Tally the lines that include the word "Only" and reply with nothing but the total.

## Given records:
________

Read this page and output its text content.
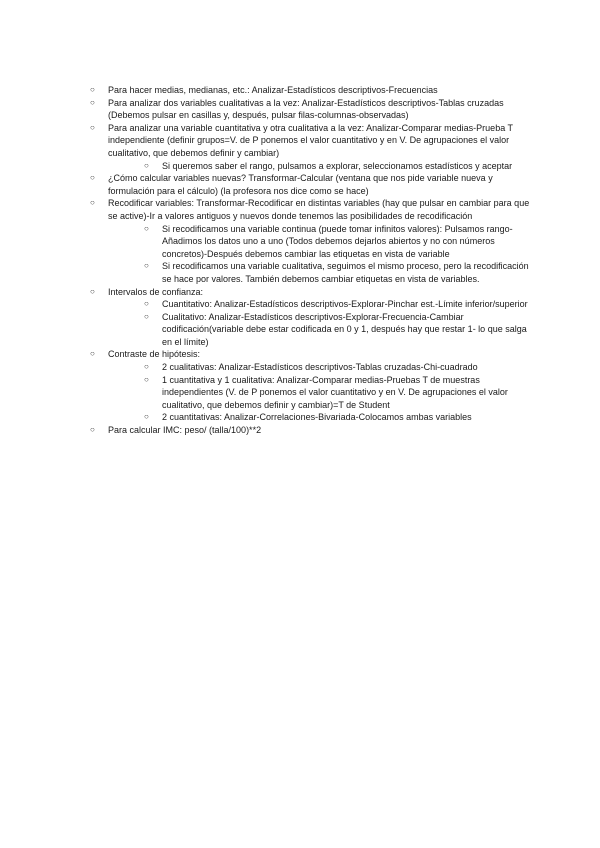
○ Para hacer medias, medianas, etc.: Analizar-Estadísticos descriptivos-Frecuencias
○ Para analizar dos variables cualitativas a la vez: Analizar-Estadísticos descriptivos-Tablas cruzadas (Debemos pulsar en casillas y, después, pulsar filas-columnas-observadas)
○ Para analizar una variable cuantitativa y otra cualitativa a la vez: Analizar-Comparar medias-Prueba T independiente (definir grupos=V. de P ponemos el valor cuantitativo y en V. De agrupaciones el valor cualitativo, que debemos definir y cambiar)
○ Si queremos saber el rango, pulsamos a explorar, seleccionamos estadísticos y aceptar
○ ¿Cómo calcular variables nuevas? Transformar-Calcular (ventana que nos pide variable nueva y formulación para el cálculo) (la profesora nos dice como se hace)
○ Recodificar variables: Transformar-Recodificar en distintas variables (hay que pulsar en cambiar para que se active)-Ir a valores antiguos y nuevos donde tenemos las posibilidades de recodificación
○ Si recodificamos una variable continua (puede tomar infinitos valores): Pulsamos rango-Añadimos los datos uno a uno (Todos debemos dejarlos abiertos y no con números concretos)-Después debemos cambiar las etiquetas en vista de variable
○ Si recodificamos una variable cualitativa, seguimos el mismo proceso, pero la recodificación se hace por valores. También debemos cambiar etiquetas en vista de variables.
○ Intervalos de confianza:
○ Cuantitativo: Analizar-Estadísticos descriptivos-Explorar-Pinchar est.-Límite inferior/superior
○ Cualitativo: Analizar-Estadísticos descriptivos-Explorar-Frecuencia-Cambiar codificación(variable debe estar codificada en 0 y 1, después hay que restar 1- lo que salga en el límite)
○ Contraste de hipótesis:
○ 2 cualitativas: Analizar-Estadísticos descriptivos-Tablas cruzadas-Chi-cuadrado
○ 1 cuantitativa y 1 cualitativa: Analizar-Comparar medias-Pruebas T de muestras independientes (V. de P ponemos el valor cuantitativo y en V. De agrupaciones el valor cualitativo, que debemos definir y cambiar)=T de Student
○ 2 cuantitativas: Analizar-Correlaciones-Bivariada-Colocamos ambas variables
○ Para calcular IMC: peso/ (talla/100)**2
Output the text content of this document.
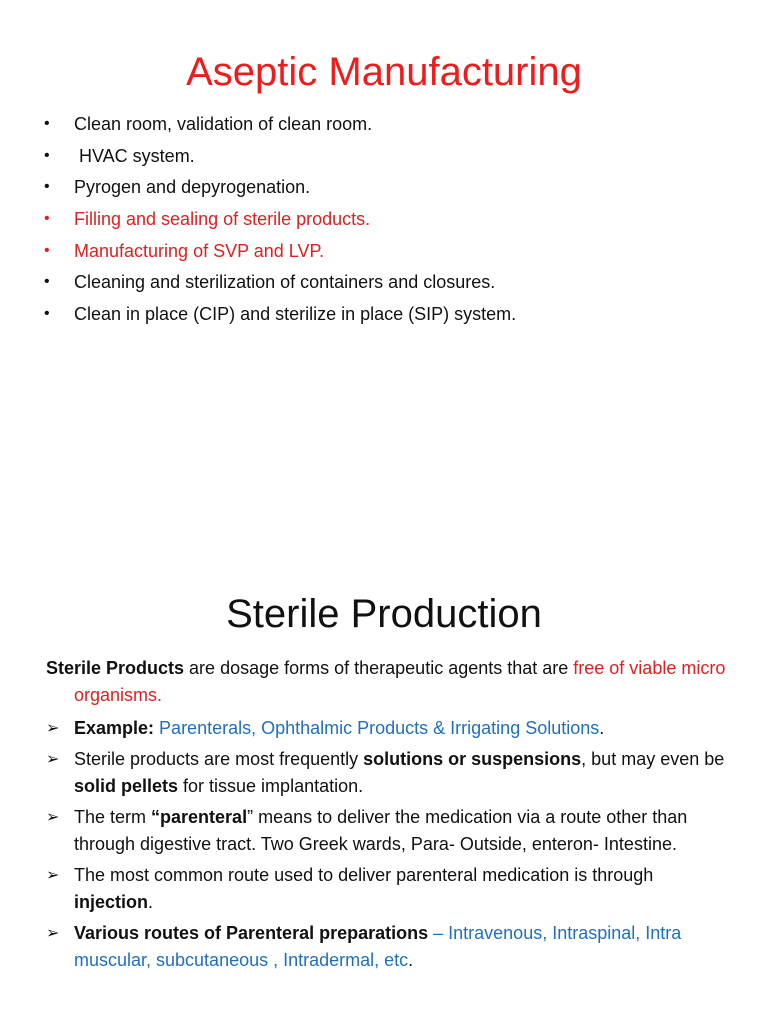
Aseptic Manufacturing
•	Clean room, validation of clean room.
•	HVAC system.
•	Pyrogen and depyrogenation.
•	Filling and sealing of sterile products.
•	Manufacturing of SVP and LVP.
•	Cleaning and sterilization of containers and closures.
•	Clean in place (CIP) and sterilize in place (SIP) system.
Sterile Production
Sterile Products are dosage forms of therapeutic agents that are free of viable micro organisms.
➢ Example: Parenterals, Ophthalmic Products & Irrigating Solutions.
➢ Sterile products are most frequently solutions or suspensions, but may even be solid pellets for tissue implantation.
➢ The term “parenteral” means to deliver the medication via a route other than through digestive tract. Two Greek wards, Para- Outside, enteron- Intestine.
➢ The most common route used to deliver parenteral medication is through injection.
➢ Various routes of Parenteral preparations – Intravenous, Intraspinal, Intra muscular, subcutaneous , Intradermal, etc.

________

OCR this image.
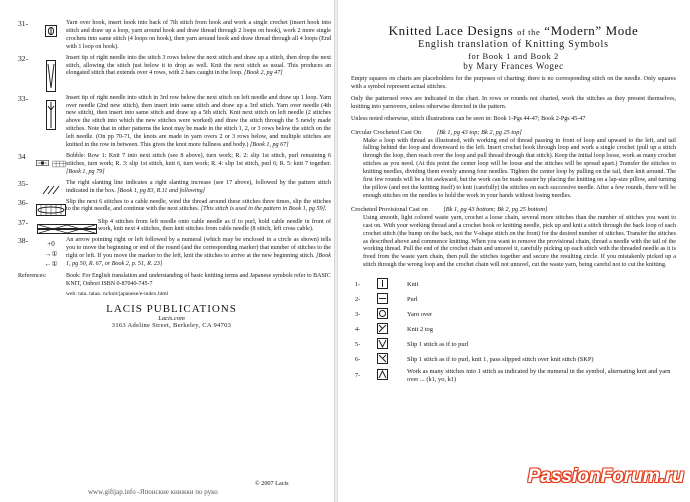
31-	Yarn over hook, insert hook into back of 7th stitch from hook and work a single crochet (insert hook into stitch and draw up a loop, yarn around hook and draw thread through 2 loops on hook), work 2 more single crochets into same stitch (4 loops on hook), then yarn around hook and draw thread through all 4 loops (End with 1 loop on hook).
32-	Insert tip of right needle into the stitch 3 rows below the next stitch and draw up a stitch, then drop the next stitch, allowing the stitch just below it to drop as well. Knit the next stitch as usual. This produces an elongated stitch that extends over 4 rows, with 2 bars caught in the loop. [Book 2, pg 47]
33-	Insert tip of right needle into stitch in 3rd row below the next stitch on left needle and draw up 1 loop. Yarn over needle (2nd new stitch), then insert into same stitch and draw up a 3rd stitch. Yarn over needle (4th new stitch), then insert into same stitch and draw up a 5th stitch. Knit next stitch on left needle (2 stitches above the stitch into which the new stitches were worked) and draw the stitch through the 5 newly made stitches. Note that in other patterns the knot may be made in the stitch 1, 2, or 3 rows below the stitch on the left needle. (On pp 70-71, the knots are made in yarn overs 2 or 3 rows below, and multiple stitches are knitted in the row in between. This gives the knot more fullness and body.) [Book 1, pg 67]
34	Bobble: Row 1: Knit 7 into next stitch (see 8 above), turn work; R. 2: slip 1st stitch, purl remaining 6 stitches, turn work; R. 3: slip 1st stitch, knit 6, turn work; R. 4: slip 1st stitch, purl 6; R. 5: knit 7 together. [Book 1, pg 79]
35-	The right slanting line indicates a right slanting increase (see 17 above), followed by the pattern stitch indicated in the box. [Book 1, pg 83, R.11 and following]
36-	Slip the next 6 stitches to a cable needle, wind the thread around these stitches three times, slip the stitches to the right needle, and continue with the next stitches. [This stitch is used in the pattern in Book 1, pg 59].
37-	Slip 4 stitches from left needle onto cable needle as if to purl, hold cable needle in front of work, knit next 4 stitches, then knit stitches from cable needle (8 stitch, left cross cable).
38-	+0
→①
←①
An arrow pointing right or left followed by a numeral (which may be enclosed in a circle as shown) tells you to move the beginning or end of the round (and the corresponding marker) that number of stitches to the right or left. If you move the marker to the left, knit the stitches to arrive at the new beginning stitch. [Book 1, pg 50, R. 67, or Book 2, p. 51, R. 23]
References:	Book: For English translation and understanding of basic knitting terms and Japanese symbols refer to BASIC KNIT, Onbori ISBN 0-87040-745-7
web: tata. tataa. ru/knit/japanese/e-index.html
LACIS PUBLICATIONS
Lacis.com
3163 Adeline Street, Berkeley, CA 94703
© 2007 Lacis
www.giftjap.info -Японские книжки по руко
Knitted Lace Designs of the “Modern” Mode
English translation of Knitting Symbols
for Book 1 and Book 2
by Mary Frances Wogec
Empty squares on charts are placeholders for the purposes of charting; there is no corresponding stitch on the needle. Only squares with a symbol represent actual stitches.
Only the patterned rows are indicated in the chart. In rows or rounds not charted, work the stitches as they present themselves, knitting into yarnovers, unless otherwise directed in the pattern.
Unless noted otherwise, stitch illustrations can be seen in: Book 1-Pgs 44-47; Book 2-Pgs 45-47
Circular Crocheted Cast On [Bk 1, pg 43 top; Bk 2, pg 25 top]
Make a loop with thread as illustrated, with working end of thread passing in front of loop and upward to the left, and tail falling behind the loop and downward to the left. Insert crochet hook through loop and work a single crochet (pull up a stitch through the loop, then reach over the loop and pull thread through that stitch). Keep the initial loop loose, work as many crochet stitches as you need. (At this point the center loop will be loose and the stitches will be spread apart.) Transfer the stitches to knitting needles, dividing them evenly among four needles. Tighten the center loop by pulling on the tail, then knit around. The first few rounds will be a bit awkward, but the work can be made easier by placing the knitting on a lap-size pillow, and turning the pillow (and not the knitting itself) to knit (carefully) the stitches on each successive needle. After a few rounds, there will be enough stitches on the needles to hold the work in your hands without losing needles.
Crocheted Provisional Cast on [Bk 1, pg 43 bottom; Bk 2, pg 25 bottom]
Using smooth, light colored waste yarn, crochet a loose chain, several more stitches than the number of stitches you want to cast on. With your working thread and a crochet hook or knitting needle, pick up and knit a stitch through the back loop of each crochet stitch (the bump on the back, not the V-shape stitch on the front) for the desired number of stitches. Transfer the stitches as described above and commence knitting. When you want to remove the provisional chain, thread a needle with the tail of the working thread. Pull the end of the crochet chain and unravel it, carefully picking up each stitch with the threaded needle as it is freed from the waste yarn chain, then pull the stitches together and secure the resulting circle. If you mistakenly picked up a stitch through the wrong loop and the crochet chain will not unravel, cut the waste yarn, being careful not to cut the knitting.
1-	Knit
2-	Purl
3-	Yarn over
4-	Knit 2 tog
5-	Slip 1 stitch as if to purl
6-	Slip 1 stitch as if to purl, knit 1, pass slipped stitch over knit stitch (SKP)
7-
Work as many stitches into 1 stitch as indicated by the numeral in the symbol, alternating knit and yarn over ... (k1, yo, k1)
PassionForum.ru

________

## Worked solution:
2